**The data**
==*==

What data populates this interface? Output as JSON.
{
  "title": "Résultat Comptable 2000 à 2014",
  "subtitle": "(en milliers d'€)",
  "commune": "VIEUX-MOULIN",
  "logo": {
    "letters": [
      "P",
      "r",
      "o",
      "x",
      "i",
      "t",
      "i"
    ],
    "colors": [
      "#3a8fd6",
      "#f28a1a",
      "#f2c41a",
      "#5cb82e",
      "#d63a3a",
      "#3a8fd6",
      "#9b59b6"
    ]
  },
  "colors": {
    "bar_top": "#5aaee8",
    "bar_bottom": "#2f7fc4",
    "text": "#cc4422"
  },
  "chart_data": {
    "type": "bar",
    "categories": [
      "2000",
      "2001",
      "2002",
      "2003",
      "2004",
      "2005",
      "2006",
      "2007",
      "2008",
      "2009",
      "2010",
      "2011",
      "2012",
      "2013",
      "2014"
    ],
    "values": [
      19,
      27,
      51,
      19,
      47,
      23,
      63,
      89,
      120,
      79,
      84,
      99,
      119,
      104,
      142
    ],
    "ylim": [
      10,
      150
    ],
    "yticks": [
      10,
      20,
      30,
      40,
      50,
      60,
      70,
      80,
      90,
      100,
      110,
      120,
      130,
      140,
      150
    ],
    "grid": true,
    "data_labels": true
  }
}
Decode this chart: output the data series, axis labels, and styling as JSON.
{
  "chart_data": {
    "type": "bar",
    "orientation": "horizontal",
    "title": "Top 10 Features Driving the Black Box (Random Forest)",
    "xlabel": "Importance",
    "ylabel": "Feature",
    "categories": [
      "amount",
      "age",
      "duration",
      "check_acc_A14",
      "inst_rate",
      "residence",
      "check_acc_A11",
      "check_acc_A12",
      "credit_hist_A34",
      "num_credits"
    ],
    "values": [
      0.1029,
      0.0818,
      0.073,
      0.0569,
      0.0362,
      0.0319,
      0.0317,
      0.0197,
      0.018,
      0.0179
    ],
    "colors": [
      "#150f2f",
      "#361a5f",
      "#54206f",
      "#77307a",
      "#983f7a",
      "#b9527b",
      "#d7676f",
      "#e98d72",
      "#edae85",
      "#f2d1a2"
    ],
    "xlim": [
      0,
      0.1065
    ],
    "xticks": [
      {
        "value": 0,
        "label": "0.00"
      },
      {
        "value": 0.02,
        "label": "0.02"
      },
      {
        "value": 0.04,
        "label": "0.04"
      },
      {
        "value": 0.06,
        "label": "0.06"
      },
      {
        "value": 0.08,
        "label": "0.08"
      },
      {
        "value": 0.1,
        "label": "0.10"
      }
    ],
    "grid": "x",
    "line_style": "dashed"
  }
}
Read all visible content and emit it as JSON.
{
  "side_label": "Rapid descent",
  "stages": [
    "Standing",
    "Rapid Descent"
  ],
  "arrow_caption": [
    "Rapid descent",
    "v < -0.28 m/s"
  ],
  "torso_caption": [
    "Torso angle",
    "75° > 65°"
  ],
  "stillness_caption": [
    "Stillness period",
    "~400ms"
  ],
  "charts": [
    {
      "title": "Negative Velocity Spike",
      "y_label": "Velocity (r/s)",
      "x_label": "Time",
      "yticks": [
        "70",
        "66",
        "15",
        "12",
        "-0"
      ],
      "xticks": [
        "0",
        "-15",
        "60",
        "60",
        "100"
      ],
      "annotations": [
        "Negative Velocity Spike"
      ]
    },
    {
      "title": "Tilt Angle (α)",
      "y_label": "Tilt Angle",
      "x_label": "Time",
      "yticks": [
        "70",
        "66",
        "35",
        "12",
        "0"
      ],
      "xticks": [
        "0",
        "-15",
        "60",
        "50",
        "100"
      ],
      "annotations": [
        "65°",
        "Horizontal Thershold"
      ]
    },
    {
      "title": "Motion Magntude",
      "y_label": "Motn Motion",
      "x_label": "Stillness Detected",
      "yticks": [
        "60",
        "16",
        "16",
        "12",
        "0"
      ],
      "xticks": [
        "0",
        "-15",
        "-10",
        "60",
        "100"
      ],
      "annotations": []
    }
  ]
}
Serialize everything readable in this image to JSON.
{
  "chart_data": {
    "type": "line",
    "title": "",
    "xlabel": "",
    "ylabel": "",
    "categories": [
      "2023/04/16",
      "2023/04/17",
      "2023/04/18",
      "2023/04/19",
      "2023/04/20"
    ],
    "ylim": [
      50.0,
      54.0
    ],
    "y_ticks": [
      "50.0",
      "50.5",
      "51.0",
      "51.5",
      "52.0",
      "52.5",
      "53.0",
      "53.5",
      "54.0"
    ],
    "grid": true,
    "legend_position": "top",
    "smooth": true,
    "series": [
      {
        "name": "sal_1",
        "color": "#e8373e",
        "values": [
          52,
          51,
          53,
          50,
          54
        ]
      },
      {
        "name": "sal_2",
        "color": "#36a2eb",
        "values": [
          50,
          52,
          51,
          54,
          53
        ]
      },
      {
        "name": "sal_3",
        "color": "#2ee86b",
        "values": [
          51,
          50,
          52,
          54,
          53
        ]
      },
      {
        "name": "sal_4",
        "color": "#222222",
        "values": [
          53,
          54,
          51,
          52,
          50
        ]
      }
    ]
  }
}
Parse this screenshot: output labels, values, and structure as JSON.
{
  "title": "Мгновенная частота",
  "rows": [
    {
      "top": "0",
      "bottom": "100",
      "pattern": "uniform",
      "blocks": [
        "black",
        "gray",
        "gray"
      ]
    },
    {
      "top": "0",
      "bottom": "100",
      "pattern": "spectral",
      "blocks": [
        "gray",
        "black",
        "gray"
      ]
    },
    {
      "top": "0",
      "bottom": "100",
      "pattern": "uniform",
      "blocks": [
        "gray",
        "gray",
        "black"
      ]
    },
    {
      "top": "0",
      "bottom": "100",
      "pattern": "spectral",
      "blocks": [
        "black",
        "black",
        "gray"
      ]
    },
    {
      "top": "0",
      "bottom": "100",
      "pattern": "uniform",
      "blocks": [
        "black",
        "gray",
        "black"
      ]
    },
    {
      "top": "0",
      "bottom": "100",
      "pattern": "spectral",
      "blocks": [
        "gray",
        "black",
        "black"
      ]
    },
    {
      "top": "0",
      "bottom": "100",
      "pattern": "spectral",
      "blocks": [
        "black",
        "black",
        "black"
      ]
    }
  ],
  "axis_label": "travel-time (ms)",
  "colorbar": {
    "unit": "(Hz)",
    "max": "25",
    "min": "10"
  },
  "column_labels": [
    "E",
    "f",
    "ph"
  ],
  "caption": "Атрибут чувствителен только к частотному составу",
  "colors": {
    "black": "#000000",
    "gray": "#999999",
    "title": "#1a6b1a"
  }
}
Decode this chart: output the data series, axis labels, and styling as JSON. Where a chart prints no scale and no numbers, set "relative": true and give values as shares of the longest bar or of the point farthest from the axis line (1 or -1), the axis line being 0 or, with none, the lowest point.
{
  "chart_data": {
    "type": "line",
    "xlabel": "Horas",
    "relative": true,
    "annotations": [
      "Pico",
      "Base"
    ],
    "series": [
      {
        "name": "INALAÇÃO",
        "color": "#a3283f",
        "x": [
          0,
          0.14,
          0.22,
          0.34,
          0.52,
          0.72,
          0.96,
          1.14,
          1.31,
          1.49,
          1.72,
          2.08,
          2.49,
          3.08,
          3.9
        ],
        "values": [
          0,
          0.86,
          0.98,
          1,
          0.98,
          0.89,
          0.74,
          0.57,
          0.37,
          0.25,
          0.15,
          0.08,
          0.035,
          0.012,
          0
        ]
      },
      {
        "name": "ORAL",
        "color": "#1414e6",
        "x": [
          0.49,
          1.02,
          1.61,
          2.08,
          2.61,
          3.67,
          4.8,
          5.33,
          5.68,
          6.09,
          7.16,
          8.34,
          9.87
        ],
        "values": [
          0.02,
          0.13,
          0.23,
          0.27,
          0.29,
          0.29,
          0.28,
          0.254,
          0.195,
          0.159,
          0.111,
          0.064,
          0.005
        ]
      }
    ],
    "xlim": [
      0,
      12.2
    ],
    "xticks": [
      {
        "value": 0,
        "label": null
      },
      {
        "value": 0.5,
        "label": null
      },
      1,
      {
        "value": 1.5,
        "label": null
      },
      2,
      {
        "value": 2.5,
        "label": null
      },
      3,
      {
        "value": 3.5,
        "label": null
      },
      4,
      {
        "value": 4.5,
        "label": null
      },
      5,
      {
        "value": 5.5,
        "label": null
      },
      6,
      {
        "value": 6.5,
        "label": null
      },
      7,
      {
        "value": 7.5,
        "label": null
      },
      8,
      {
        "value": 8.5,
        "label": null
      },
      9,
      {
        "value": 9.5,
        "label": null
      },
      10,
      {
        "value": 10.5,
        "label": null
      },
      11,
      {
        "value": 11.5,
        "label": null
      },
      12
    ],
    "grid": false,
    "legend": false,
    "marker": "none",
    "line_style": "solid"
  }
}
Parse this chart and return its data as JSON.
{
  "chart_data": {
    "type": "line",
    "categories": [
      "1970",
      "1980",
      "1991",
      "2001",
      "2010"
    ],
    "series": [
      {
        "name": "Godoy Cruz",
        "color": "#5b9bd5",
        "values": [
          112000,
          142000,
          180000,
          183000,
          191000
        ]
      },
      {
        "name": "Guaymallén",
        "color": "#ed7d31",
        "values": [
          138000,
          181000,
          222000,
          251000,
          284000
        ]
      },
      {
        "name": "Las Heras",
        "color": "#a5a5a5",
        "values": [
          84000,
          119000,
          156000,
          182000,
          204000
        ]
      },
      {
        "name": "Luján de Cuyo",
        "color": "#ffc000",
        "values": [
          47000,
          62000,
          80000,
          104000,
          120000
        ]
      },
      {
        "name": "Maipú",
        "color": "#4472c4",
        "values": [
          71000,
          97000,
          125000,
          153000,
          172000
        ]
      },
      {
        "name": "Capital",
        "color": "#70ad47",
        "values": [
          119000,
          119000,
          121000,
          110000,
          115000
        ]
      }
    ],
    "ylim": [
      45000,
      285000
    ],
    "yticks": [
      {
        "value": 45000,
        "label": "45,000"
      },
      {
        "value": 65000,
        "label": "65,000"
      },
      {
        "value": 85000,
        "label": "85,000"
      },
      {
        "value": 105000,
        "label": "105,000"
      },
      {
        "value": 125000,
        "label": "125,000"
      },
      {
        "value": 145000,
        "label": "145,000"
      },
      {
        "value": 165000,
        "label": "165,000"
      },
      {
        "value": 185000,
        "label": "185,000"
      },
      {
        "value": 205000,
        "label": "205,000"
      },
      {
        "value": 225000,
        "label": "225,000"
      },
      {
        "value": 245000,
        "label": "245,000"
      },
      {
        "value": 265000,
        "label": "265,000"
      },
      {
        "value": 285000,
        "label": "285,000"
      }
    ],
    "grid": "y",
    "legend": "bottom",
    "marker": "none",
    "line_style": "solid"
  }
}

==*==

**Exercise brief**
Identify each line of the material where the word "xlabel" shows up, and copy it.

**Reply to the exercise**
    "xlabel": "Importance",
    "xlabel": "",
    "xlabel": "Horas",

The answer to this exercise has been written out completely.